◆ Input for this task:
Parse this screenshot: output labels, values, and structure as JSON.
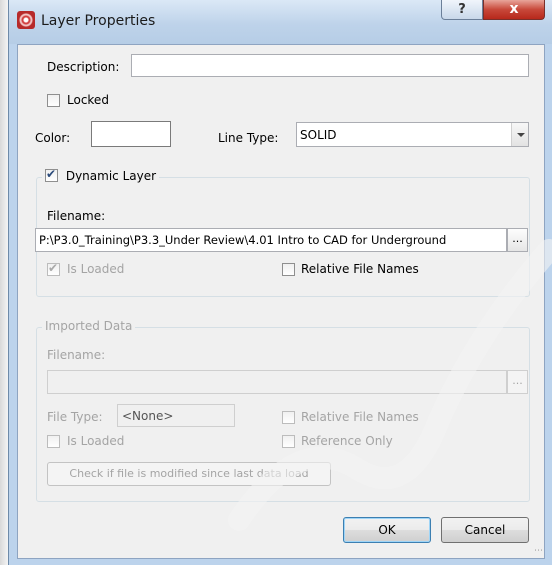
{
  "window": {
    "title": "Layer Properties",
    "help_glyph": "?",
    "close_glyph": "x"
  },
  "fields": {
    "description_label": "Description:",
    "description_value": "",
    "locked_label": "Locked",
    "color_label": "Color:",
    "line_type_label": "Line Type:",
    "line_type_value": "SOLID"
  },
  "dynamic_layer": {
    "checkbox_label": "Dynamic Layer",
    "checked": true,
    "filename_label": "Filename:",
    "filename_value": "P:\\P3.0_Training\\P3.3_Under Review\\4.01 Intro to CAD for Underground",
    "browse_label": "...",
    "is_loaded_label": "Is Loaded",
    "relative_names_label": "Relative File Names"
  },
  "imported_data": {
    "group_title": "Imported Data",
    "filename_label": "Filename:",
    "filename_value": "",
    "browse_label": "...",
    "file_type_label": "File Type:",
    "file_type_value": "<None>",
    "relative_names_label": "Relative File Names",
    "is_loaded_label": "Is Loaded",
    "reference_only_label": "Reference Only",
    "check_modified_label": "Check if file is modified since last data load"
  },
  "buttons": {
    "ok": "OK",
    "cancel": "Cancel"
  },
  "colors": {
    "accent": "#3c7fb1",
    "title_bar": "#bed3ea",
    "close": "#c8483a"
  }
}
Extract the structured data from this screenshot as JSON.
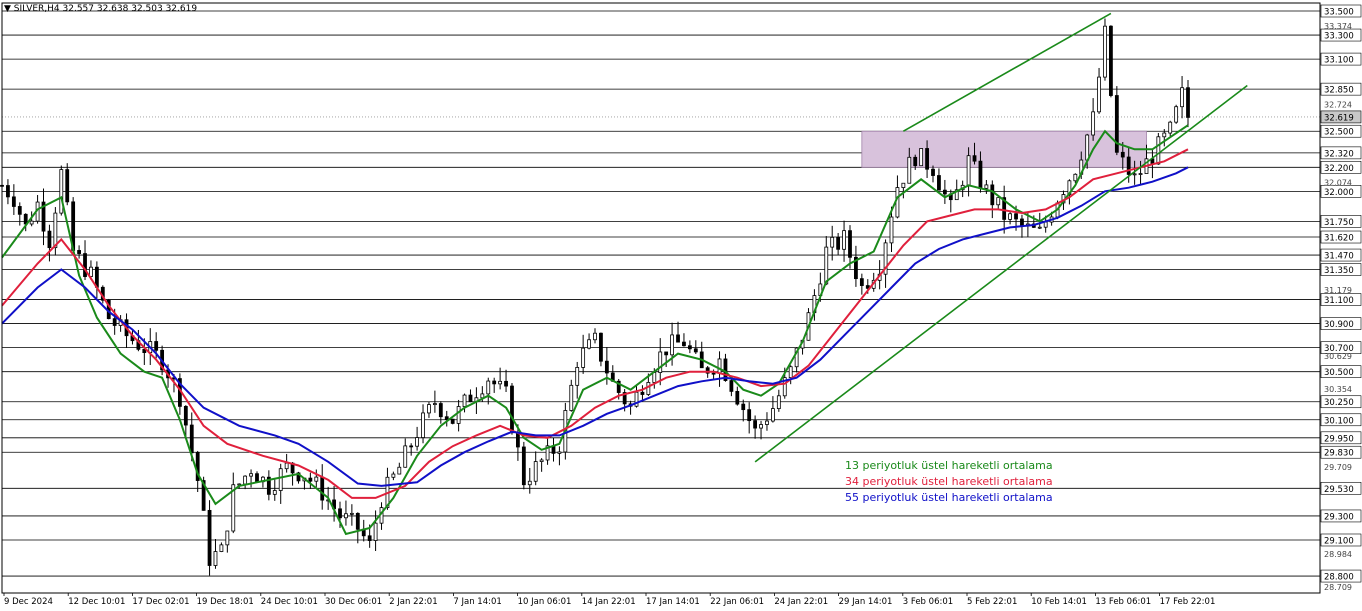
{
  "header": {
    "symbol": "SILVER,H4",
    "ohlc": "32.557 32.638 32.503 32.619"
  },
  "legend": [
    {
      "label": "13 periyotluk üstel hareketli ortalama",
      "color": "#1a8a1a"
    },
    {
      "label": "34 periyotluk üstel hareketli ortalama",
      "color": "#e0203c"
    },
    {
      "label": "55 periyotluk üstel hareketli ortalama",
      "color": "#1010c8"
    }
  ],
  "colors": {
    "candles": "#000000",
    "channel": "#1a8a1a",
    "zone": "#d8c2dc",
    "current_price_bg": "#c8c8c8"
  },
  "chart_data": {
    "type": "line",
    "title": "SILVER,H4",
    "ylim": [
      28.709,
      33.5
    ],
    "y_ticks_boxed": [
      "33.500",
      "33.300",
      "33.100",
      "32.850",
      "32.619",
      "32.500",
      "32.320",
      "32.200",
      "32.000",
      "31.750",
      "31.620",
      "31.470",
      "31.350",
      "31.100",
      "30.900",
      "30.700",
      "30.500",
      "30.250",
      "30.100",
      "29.950",
      "29.830",
      "29.530",
      "29.300",
      "29.100",
      "28.800"
    ],
    "y_ticks_plain": [
      "33.374",
      "32.724",
      "32.074",
      "31.179",
      "30.629",
      "30.354",
      "29.709",
      "28.984",
      "28.709"
    ],
    "horizontal_levels": [
      33.5,
      33.3,
      33.1,
      32.85,
      32.5,
      32.32,
      32.2,
      32.0,
      31.75,
      31.62,
      31.47,
      31.35,
      31.1,
      30.9,
      30.7,
      30.5,
      30.25,
      30.1,
      29.95,
      29.83,
      29.53,
      29.3,
      29.1,
      28.8
    ],
    "current_price": 32.619,
    "x_labels": [
      "9 Dec 2024",
      "12 Dec 10:01",
      "17 Dec 02:01",
      "19 Dec 18:01",
      "24 Dec 10:01",
      "30 Dec 06:01",
      "2 Jan 22:01",
      "7 Jan 14:01",
      "10 Jan 06:01",
      "14 Jan 22:01",
      "17 Jan 14:01",
      "22 Jan 06:01",
      "24 Jan 22:01",
      "29 Jan 14:01",
      "3 Feb 06:01",
      "5 Feb 22:01",
      "10 Feb 14:01",
      "13 Feb 06:01",
      "17 Feb 22:01"
    ],
    "price_path": [
      [
        0,
        32.05
      ],
      [
        2,
        31.95
      ],
      [
        4,
        31.7
      ],
      [
        6,
        31.9
      ],
      [
        8,
        31.6
      ],
      [
        10,
        32.15
      ],
      [
        12,
        31.5
      ],
      [
        15,
        31.3
      ],
      [
        18,
        30.95
      ],
      [
        21,
        30.8
      ],
      [
        24,
        30.7
      ],
      [
        27,
        30.6
      ],
      [
        30,
        30.3
      ],
      [
        33,
        29.6
      ],
      [
        35,
        28.95
      ],
      [
        37,
        29.0
      ],
      [
        39,
        29.5
      ],
      [
        42,
        29.7
      ],
      [
        45,
        29.55
      ],
      [
        48,
        29.7
      ],
      [
        51,
        29.65
      ],
      [
        54,
        29.5
      ],
      [
        57,
        29.3
      ],
      [
        60,
        29.2
      ],
      [
        62,
        29.05
      ],
      [
        64,
        29.45
      ],
      [
        67,
        29.7
      ],
      [
        70,
        30.0
      ],
      [
        73,
        30.25
      ],
      [
        76,
        30.1
      ],
      [
        79,
        30.3
      ],
      [
        82,
        30.45
      ],
      [
        85,
        30.3
      ],
      [
        88,
        29.6
      ],
      [
        91,
        29.75
      ],
      [
        94,
        29.9
      ],
      [
        97,
        30.6
      ],
      [
        100,
        30.75
      ],
      [
        103,
        30.4
      ],
      [
        106,
        30.2
      ],
      [
        109,
        30.5
      ],
      [
        112,
        30.7
      ],
      [
        115,
        30.75
      ],
      [
        118,
        30.5
      ],
      [
        121,
        30.6
      ],
      [
        124,
        30.3
      ],
      [
        127,
        30.0
      ],
      [
        130,
        30.2
      ],
      [
        133,
        30.5
      ],
      [
        136,
        30.95
      ],
      [
        139,
        31.5
      ],
      [
        142,
        31.6
      ],
      [
        145,
        31.2
      ],
      [
        148,
        31.4
      ],
      [
        151,
        32.05
      ],
      [
        154,
        32.3
      ],
      [
        157,
        32.2
      ],
      [
        160,
        31.85
      ],
      [
        163,
        32.25
      ],
      [
        166,
        32.0
      ],
      [
        169,
        31.8
      ],
      [
        172,
        31.7
      ],
      [
        175,
        31.65
      ],
      [
        178,
        31.95
      ],
      [
        181,
        32.2
      ],
      [
        184,
        32.6
      ],
      [
        186,
        33.3
      ],
      [
        188,
        32.3
      ],
      [
        191,
        32.1
      ],
      [
        194,
        32.3
      ],
      [
        197,
        32.5
      ],
      [
        199,
        32.8
      ],
      [
        200,
        32.62
      ]
    ],
    "series": [
      {
        "name": "13 periyotluk üstel hareketli ortalama",
        "points": [
          [
            0,
            31.45
          ],
          [
            6,
            31.85
          ],
          [
            10,
            31.95
          ],
          [
            13,
            31.3
          ],
          [
            16,
            30.95
          ],
          [
            20,
            30.65
          ],
          [
            24,
            30.5
          ],
          [
            27,
            30.45
          ],
          [
            30,
            30.1
          ],
          [
            33,
            29.65
          ],
          [
            36,
            29.4
          ],
          [
            40,
            29.55
          ],
          [
            45,
            29.6
          ],
          [
            50,
            29.65
          ],
          [
            55,
            29.45
          ],
          [
            58,
            29.15
          ],
          [
            62,
            29.2
          ],
          [
            66,
            29.45
          ],
          [
            70,
            29.8
          ],
          [
            74,
            30.05
          ],
          [
            78,
            30.2
          ],
          [
            82,
            30.3
          ],
          [
            85,
            30.2
          ],
          [
            88,
            29.95
          ],
          [
            91,
            29.85
          ],
          [
            94,
            29.9
          ],
          [
            98,
            30.35
          ],
          [
            102,
            30.45
          ],
          [
            106,
            30.35
          ],
          [
            110,
            30.5
          ],
          [
            114,
            30.65
          ],
          [
            118,
            30.6
          ],
          [
            122,
            30.5
          ],
          [
            125,
            30.35
          ],
          [
            128,
            30.3
          ],
          [
            131,
            30.4
          ],
          [
            135,
            30.75
          ],
          [
            139,
            31.25
          ],
          [
            143,
            31.4
          ],
          [
            147,
            31.5
          ],
          [
            151,
            31.95
          ],
          [
            155,
            32.1
          ],
          [
            159,
            31.95
          ],
          [
            163,
            32.05
          ],
          [
            167,
            32.0
          ],
          [
            171,
            31.85
          ],
          [
            175,
            31.75
          ],
          [
            178,
            31.85
          ],
          [
            181,
            32.05
          ],
          [
            184,
            32.35
          ],
          [
            186,
            32.5
          ],
          [
            188,
            32.4
          ],
          [
            191,
            32.35
          ],
          [
            194,
            32.35
          ],
          [
            197,
            32.45
          ],
          [
            200,
            32.55
          ]
        ]
      },
      {
        "name": "34 periyotluk üstel hareketli ortalama",
        "points": [
          [
            0,
            31.05
          ],
          [
            6,
            31.4
          ],
          [
            10,
            31.6
          ],
          [
            14,
            31.35
          ],
          [
            18,
            31.05
          ],
          [
            22,
            30.8
          ],
          [
            26,
            30.6
          ],
          [
            30,
            30.35
          ],
          [
            34,
            30.05
          ],
          [
            38,
            29.9
          ],
          [
            44,
            29.8
          ],
          [
            50,
            29.72
          ],
          [
            55,
            29.6
          ],
          [
            59,
            29.45
          ],
          [
            63,
            29.45
          ],
          [
            68,
            29.55
          ],
          [
            72,
            29.75
          ],
          [
            76,
            29.88
          ],
          [
            80,
            29.97
          ],
          [
            84,
            30.05
          ],
          [
            88,
            29.97
          ],
          [
            92,
            29.95
          ],
          [
            96,
            30.05
          ],
          [
            100,
            30.2
          ],
          [
            104,
            30.3
          ],
          [
            108,
            30.35
          ],
          [
            112,
            30.45
          ],
          [
            116,
            30.5
          ],
          [
            120,
            30.5
          ],
          [
            124,
            30.45
          ],
          [
            128,
            30.38
          ],
          [
            132,
            30.4
          ],
          [
            136,
            30.55
          ],
          [
            140,
            30.8
          ],
          [
            144,
            31.05
          ],
          [
            148,
            31.3
          ],
          [
            152,
            31.55
          ],
          [
            156,
            31.75
          ],
          [
            160,
            31.8
          ],
          [
            164,
            31.85
          ],
          [
            168,
            31.85
          ],
          [
            172,
            31.82
          ],
          [
            176,
            31.85
          ],
          [
            180,
            31.95
          ],
          [
            184,
            32.1
          ],
          [
            188,
            32.15
          ],
          [
            192,
            32.2
          ],
          [
            196,
            32.25
          ],
          [
            200,
            32.35
          ]
        ]
      },
      {
        "name": "55 periyotluk üstel hareketli ortalama",
        "points": [
          [
            0,
            30.9
          ],
          [
            6,
            31.2
          ],
          [
            10,
            31.35
          ],
          [
            14,
            31.2
          ],
          [
            18,
            31.0
          ],
          [
            22,
            30.85
          ],
          [
            26,
            30.65
          ],
          [
            30,
            30.4
          ],
          [
            34,
            30.2
          ],
          [
            40,
            30.05
          ],
          [
            46,
            29.97
          ],
          [
            50,
            29.9
          ],
          [
            55,
            29.75
          ],
          [
            60,
            29.57
          ],
          [
            64,
            29.55
          ],
          [
            70,
            29.58
          ],
          [
            74,
            29.72
          ],
          [
            78,
            29.83
          ],
          [
            82,
            29.92
          ],
          [
            86,
            30.0
          ],
          [
            90,
            29.97
          ],
          [
            94,
            29.97
          ],
          [
            98,
            30.05
          ],
          [
            102,
            30.15
          ],
          [
            106,
            30.22
          ],
          [
            110,
            30.3
          ],
          [
            114,
            30.38
          ],
          [
            118,
            30.42
          ],
          [
            122,
            30.45
          ],
          [
            126,
            30.42
          ],
          [
            130,
            30.4
          ],
          [
            134,
            30.45
          ],
          [
            138,
            30.6
          ],
          [
            142,
            30.8
          ],
          [
            146,
            31.0
          ],
          [
            150,
            31.2
          ],
          [
            154,
            31.4
          ],
          [
            158,
            31.52
          ],
          [
            162,
            31.6
          ],
          [
            166,
            31.65
          ],
          [
            170,
            31.7
          ],
          [
            174,
            31.72
          ],
          [
            178,
            31.78
          ],
          [
            182,
            31.88
          ],
          [
            186,
            32.0
          ],
          [
            190,
            32.03
          ],
          [
            194,
            32.08
          ],
          [
            198,
            32.15
          ],
          [
            200,
            32.2
          ]
        ]
      }
    ],
    "channel_lines": [
      {
        "from": [
          127,
          29.75
        ],
        "to": [
          210,
          32.88
        ]
      },
      {
        "from": [
          152,
          32.5
        ],
        "to": [
          187,
          33.48
        ]
      }
    ],
    "zone": {
      "x0": 145,
      "x1": 193,
      "y_low": 32.2,
      "y_high": 32.5
    }
  }
}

◆ What you are asked to do:
In the listing above, find the lines holding the word "Relative" and copy them.

◆ Reply:
    "relative_names_label": "Relative File Names"
    "relative_names_label": "Relative File Names",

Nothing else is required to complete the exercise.